» EXERCISE BRIEF
All of the records below need to be copied exactly.

(Extracted records)
—————

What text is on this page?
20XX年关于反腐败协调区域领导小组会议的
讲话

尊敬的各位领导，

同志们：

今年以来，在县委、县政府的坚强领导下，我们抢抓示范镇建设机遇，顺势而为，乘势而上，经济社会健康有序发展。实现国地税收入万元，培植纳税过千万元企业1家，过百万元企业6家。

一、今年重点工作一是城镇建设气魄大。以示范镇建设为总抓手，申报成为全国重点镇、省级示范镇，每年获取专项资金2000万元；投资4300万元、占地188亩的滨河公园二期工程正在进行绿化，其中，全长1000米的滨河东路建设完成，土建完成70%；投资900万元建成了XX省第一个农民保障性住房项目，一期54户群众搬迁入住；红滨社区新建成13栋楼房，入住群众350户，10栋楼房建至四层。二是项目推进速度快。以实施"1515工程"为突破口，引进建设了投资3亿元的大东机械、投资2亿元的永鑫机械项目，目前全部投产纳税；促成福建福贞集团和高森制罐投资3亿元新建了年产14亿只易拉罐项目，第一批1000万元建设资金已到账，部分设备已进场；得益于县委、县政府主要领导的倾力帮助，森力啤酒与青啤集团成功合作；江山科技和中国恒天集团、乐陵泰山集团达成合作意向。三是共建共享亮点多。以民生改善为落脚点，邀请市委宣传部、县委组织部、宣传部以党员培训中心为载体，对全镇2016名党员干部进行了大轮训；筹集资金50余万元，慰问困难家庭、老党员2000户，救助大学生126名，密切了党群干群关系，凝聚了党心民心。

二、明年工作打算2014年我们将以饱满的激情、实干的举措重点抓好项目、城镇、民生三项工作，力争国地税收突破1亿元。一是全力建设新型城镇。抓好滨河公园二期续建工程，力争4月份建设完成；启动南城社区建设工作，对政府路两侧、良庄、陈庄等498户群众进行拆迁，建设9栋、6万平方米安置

—————

» RESPONSE TO THIS TASK
What text is on this page?
20XX年关于反腐败协调区域领导小组会议的
讲话

尊敬的各位领导，

同志们：

今年以来，在县委、县政府的坚强领导下，我们抢抓示范镇建设机遇，顺势而为，乘势而上，经济社会健康有序发展。实现国地税收入万元，培植纳税过千万元企业1家，过百万元企业6家。

一、今年重点工作一是城镇建设气魄大。以示范镇建设为总抓手，申报成为全国重点镇、省级示范镇，每年获取专项资金2000万元；投资4300万元、占地188亩的滨河公园二期工程正在进行绿化，其中，全长1000米的滨河东路建设完成，土建完成70%；投资900万元建成了XX省第一个农民保障性住房项目，一期54户群众搬迁入住；红滨社区新建成13栋楼房，入住群众350户，10栋楼房建至四层。二是项目推进速度快。以实施"1515工程"为突破口，引进建设了投资3亿元的大东机械、投资2亿元的永鑫机械项目，目前全部投产纳税；促成福建福贞集团和高森制罐投资3亿元新建了年产14亿只易拉罐项目，第一批1000万元建设资金已到账，部分设备已进场；得益于县委、县政府主要领导的倾力帮助，森力啤酒与青啤集团成功合作；江山科技和中国恒天集团、乐陵泰山集团达成合作意向。三是共建共享亮点多。以民生改善为落脚点，邀请市委宣传部、县委组织部、宣传部以党员培训中心为载体，对全镇2016名党员干部进行了大轮训；筹集资金50余万元，慰问困难家庭、老党员2000户，救助大学生126名，密切了党群干群关系，凝聚了党心民心。

二、明年工作打算2014年我们将以饱满的激情、实干的举措重点抓好项目、城镇、民生三项工作，力争国地税收突破1亿元。一是全力建设新型城镇。抓好滨河公园二期续建工程，力争4月份建设完成；启动南城社区建设工作，对政府路两侧、良庄、陈庄等498户群众进行拆迁，建设9栋、6万平方米安置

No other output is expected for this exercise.